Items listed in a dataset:

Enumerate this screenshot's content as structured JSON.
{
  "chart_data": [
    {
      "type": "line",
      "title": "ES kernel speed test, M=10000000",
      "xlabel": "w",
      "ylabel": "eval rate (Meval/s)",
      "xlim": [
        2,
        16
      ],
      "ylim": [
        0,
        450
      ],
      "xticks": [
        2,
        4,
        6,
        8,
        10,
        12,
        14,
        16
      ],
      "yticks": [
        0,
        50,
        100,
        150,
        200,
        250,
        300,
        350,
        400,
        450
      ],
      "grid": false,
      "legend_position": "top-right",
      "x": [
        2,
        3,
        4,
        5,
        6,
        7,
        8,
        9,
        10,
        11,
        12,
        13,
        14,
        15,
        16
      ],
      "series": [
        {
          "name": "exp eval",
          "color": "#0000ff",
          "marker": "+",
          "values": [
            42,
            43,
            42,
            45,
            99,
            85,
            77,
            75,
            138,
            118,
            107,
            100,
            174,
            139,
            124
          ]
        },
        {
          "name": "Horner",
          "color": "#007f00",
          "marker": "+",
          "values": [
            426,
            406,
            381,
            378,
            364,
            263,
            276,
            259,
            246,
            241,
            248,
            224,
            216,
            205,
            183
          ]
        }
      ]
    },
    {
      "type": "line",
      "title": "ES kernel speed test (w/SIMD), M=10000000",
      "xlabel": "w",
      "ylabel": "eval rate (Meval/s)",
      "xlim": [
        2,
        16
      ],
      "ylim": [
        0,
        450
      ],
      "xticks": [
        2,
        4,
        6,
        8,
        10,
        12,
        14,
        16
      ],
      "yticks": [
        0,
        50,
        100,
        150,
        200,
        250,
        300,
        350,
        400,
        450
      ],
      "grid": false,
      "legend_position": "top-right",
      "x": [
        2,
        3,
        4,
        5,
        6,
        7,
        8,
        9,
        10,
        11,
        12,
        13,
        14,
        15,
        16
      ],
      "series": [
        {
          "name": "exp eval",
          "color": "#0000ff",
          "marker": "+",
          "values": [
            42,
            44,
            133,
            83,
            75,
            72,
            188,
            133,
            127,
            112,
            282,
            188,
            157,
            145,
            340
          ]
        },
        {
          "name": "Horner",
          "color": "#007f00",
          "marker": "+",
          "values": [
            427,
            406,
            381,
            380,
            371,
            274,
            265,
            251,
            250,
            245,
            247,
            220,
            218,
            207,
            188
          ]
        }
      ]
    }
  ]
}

--

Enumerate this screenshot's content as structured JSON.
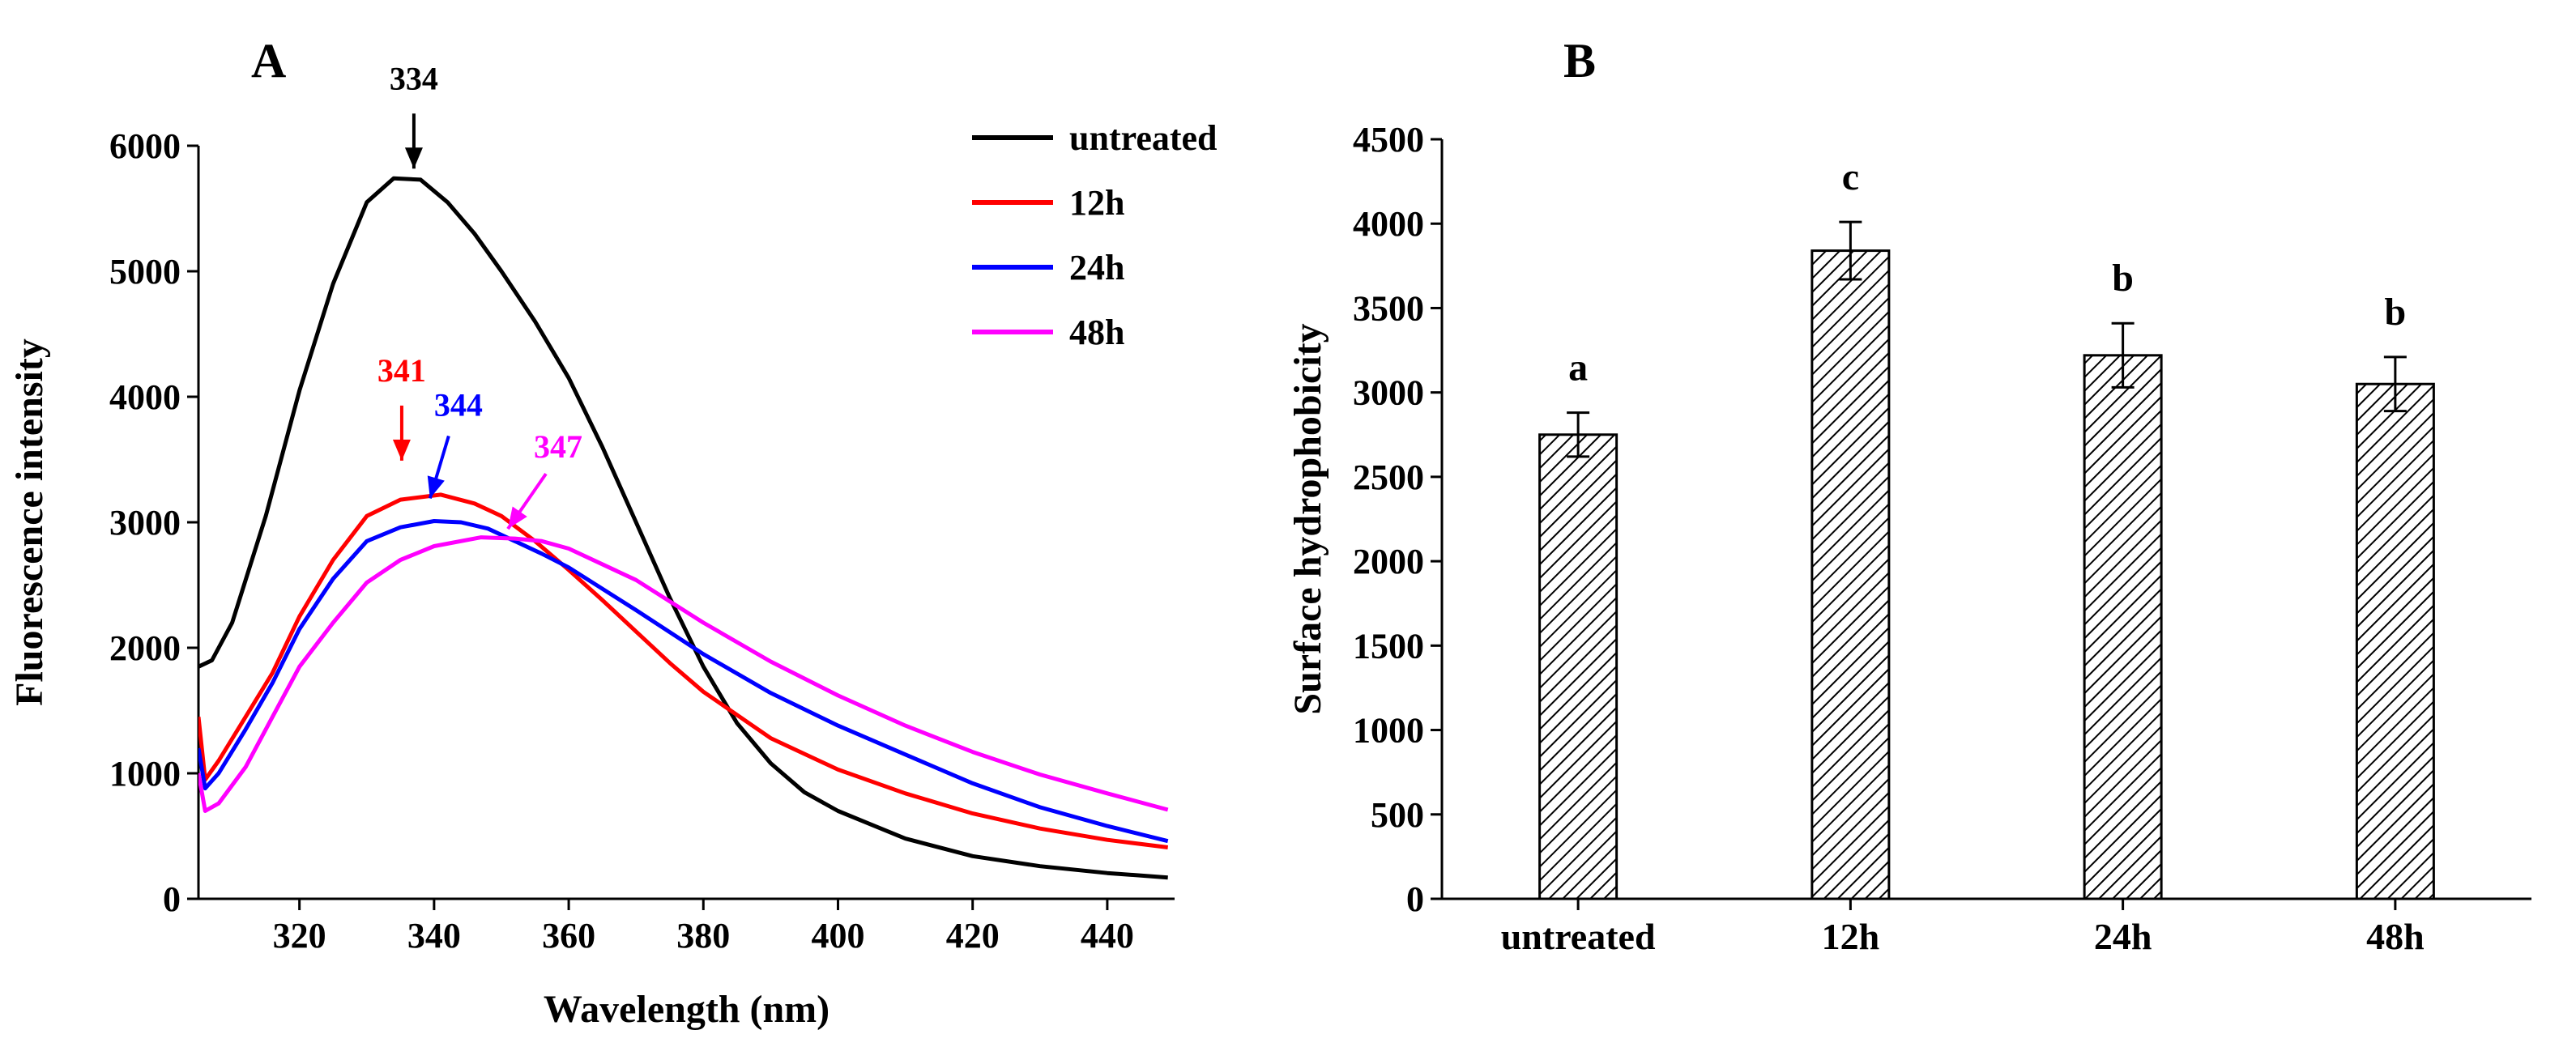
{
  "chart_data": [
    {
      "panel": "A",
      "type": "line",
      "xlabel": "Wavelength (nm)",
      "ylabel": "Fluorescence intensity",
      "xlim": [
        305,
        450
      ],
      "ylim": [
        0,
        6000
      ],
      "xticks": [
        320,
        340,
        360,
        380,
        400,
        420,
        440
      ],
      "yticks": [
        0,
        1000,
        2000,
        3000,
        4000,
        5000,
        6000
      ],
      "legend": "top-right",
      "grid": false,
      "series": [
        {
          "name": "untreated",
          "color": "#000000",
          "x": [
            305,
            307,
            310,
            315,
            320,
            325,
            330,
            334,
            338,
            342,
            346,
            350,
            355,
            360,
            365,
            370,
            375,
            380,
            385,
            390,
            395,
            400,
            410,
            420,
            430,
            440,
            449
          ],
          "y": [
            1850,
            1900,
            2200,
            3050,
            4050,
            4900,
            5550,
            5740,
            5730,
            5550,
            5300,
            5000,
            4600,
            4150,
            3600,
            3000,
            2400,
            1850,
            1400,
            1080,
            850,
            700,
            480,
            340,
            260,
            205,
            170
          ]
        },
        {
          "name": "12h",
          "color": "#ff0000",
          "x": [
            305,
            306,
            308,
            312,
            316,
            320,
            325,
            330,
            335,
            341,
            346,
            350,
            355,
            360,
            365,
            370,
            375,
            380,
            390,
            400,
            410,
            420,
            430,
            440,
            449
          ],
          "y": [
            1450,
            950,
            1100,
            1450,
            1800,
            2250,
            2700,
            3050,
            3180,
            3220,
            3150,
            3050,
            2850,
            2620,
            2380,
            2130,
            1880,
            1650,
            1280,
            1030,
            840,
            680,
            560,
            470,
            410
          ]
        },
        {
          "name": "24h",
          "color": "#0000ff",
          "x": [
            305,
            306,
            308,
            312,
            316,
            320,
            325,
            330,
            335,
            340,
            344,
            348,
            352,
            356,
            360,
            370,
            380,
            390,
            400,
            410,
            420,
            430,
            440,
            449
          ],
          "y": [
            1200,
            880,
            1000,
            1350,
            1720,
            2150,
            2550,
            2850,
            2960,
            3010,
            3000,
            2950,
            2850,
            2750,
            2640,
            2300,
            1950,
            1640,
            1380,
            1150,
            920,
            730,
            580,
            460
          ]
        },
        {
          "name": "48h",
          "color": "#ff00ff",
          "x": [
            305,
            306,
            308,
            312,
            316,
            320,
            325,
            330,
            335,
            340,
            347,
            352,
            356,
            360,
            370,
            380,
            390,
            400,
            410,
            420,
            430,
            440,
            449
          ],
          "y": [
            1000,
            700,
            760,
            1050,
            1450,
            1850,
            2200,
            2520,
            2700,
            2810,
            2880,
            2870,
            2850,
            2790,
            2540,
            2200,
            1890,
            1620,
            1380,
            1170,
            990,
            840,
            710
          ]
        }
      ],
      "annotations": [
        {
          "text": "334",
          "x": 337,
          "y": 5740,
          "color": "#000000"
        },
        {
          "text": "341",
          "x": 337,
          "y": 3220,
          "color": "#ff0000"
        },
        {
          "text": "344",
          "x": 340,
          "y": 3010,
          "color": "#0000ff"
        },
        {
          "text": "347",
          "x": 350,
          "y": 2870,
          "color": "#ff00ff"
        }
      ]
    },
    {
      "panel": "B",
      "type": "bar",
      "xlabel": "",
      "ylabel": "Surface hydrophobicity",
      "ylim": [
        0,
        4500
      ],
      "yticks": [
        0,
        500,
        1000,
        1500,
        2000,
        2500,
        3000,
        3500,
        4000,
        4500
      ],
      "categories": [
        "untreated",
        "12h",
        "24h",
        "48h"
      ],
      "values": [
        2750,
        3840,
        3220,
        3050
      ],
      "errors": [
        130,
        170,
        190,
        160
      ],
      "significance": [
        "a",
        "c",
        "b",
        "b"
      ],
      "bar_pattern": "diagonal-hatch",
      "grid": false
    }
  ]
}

--

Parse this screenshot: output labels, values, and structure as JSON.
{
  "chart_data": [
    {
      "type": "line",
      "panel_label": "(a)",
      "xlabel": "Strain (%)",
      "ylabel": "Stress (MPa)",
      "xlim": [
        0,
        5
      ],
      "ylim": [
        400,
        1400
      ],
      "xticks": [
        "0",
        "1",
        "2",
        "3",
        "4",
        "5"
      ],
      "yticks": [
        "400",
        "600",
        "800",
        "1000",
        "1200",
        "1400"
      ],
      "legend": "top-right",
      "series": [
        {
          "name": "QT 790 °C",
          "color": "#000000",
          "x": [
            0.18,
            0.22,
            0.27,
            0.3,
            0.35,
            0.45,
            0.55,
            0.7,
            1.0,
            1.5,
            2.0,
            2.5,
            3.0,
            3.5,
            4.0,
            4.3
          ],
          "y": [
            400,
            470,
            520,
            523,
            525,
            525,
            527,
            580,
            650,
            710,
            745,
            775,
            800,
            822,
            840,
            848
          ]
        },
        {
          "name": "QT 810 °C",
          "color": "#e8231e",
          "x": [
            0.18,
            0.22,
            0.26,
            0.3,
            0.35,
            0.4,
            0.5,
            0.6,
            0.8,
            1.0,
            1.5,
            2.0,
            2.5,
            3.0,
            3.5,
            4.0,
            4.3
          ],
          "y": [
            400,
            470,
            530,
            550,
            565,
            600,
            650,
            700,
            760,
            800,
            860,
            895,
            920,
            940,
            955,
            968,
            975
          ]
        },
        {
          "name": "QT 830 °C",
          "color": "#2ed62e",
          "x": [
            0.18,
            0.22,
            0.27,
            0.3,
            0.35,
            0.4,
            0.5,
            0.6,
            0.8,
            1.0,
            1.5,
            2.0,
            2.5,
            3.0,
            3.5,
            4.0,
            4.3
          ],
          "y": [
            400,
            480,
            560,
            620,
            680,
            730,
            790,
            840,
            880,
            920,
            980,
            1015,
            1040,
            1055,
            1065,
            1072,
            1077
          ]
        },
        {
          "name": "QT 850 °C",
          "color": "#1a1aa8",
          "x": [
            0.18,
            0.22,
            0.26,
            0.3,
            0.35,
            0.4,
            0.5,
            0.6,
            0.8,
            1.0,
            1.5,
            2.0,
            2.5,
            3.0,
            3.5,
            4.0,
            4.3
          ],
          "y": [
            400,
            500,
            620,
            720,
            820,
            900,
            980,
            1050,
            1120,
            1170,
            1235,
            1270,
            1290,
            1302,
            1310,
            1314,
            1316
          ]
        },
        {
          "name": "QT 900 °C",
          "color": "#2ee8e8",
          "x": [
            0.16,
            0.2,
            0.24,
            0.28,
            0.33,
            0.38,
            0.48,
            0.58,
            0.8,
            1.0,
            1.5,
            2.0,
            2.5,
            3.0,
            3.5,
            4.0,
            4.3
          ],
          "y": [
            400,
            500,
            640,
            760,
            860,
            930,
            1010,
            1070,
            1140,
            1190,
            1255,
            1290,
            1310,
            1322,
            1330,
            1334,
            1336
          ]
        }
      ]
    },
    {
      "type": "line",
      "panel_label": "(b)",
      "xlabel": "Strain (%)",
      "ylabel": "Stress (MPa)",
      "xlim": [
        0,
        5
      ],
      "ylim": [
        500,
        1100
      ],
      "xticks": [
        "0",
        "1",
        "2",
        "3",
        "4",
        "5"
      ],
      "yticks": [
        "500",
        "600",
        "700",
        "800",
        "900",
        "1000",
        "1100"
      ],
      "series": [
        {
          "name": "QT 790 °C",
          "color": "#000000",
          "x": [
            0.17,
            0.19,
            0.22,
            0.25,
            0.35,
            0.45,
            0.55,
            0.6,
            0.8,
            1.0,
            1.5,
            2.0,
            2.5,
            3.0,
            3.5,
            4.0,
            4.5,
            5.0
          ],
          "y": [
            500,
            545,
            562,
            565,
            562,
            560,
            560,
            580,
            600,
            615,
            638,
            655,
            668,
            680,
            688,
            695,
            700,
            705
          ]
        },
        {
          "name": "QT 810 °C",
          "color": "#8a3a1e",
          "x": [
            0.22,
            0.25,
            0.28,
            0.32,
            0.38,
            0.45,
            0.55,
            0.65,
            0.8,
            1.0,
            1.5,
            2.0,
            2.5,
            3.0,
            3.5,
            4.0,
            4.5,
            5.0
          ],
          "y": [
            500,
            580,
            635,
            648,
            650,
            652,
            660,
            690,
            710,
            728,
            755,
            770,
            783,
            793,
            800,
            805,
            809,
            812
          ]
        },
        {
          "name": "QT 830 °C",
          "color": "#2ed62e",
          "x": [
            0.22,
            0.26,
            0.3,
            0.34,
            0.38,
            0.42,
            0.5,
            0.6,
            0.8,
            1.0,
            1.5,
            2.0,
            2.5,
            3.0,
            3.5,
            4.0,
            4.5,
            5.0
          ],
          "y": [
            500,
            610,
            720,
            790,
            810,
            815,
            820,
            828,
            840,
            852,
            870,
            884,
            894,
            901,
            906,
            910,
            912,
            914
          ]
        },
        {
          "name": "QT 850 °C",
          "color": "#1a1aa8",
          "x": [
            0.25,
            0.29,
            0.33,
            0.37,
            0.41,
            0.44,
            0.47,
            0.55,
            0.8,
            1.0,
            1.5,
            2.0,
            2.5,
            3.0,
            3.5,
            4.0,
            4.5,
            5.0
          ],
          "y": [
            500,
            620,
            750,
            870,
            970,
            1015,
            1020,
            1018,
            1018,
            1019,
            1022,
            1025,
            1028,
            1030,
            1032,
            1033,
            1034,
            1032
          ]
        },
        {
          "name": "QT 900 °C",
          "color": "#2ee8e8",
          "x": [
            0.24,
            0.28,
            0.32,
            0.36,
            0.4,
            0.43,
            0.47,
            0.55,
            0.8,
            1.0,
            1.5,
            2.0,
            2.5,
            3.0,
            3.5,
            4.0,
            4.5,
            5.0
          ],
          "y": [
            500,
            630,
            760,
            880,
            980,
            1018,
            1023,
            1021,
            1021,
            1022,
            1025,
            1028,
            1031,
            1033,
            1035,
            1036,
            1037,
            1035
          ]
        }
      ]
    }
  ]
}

● **PROBLEM STATEMENT**
Provide solely the number of lines in the data that include the word "speed".

● **FINISHED ANSWER**
2